** Start of Record extracts **

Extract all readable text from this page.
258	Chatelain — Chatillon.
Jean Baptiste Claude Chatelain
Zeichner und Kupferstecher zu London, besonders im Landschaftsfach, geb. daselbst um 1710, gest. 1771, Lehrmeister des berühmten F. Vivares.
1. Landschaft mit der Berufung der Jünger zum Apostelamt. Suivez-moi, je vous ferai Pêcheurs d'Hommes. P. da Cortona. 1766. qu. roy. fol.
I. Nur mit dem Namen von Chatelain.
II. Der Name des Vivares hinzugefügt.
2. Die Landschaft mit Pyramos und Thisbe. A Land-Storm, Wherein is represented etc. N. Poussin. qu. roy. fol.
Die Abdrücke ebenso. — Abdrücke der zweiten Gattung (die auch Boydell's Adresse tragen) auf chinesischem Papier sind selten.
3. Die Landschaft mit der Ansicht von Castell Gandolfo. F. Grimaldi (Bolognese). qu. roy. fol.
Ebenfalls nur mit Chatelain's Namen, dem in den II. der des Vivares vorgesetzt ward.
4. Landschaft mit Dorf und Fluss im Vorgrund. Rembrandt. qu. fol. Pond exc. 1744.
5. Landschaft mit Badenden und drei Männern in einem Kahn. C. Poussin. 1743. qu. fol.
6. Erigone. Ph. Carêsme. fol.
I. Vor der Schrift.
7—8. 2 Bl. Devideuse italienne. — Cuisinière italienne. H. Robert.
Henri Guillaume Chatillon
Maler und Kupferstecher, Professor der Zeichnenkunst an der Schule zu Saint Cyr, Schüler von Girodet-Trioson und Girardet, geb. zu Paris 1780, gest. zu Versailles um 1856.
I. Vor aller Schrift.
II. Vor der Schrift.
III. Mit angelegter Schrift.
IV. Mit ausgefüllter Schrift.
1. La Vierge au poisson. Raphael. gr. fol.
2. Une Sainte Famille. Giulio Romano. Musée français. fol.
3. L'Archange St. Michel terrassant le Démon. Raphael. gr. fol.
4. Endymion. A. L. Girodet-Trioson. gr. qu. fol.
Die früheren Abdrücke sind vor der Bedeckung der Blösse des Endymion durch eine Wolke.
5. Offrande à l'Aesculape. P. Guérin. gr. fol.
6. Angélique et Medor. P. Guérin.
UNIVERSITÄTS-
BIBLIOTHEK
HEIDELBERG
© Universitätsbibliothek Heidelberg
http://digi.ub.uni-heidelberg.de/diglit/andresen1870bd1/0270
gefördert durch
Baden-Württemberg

** End of Record extracts **

| What is expected |
Write out every record shown above, word for word.

| Complete output |
Extract all readable text from this page.
258	Chatelain — Chatillon.
Jean Baptiste Claude Chatelain
Zeichner und Kupferstecher zu London, besonders im Landschaftsfach, geb. daselbst um 1710, gest. 1771, Lehrmeister des berühmten F. Vivares.
1. Landschaft mit der Berufung der Jünger zum Apostelamt. Suivez-moi, je vous ferai Pêcheurs d'Hommes. P. da Cortona. 1766. qu. roy. fol.
I. Nur mit dem Namen von Chatelain.
II. Der Name des Vivares hinzugefügt.
2. Die Landschaft mit Pyramos und Thisbe. A Land-Storm, Wherein is represented etc. N. Poussin. qu. roy. fol.
Die Abdrücke ebenso. — Abdrücke der zweiten Gattung (die auch Boydell's Adresse tragen) auf chinesischem Papier sind selten.
3. Die Landschaft mit der Ansicht von Castell Gandolfo. F. Grimaldi (Bolognese). qu. roy. fol.
Ebenfalls nur mit Chatelain's Namen, dem in den II. der des Vivares vorgesetzt ward.
4. Landschaft mit Dorf und Fluss im Vorgrund. Rembrandt. qu. fol. Pond exc. 1744.
5. Landschaft mit Badenden und drei Männern in einem Kahn. C. Poussin. 1743. qu. fol.
6. Erigone. Ph. Carêsme. fol.
I. Vor der Schrift.
7—8. 2 Bl. Devideuse italienne. — Cuisinière italienne. H. Robert.
Henri Guillaume Chatillon
Maler und Kupferstecher, Professor der Zeichnenkunst an der Schule zu Saint Cyr, Schüler von Girodet-Trioson und Girardet, geb. zu Paris 1780, gest. zu Versailles um 1856.
I. Vor aller Schrift.
II. Vor der Schrift.
III. Mit angelegter Schrift.
IV. Mit ausgefüllter Schrift.
1. La Vierge au poisson. Raphael. gr. fol.
2. Une Sainte Famille. Giulio Romano. Musée français. fol.
3. L'Archange St. Michel terrassant le Démon. Raphael. gr. fol.
4. Endymion. A. L. Girodet-Trioson. gr. qu. fol.
Die früheren Abdrücke sind vor der Bedeckung der Blösse des Endymion durch eine Wolke.
5. Offrande à l'Aesculape. P. Guérin. gr. fol.
6. Angélique et Medor. P. Guérin.
UNIVERSITÄTS-
BIBLIOTHEK
HEIDELBERG
© Universitätsbibliothek Heidelberg
http://digi.ub.uni-heidelberg.de/diglit/andresen1870bd1/0270
gefördert durch
Baden-Württemberg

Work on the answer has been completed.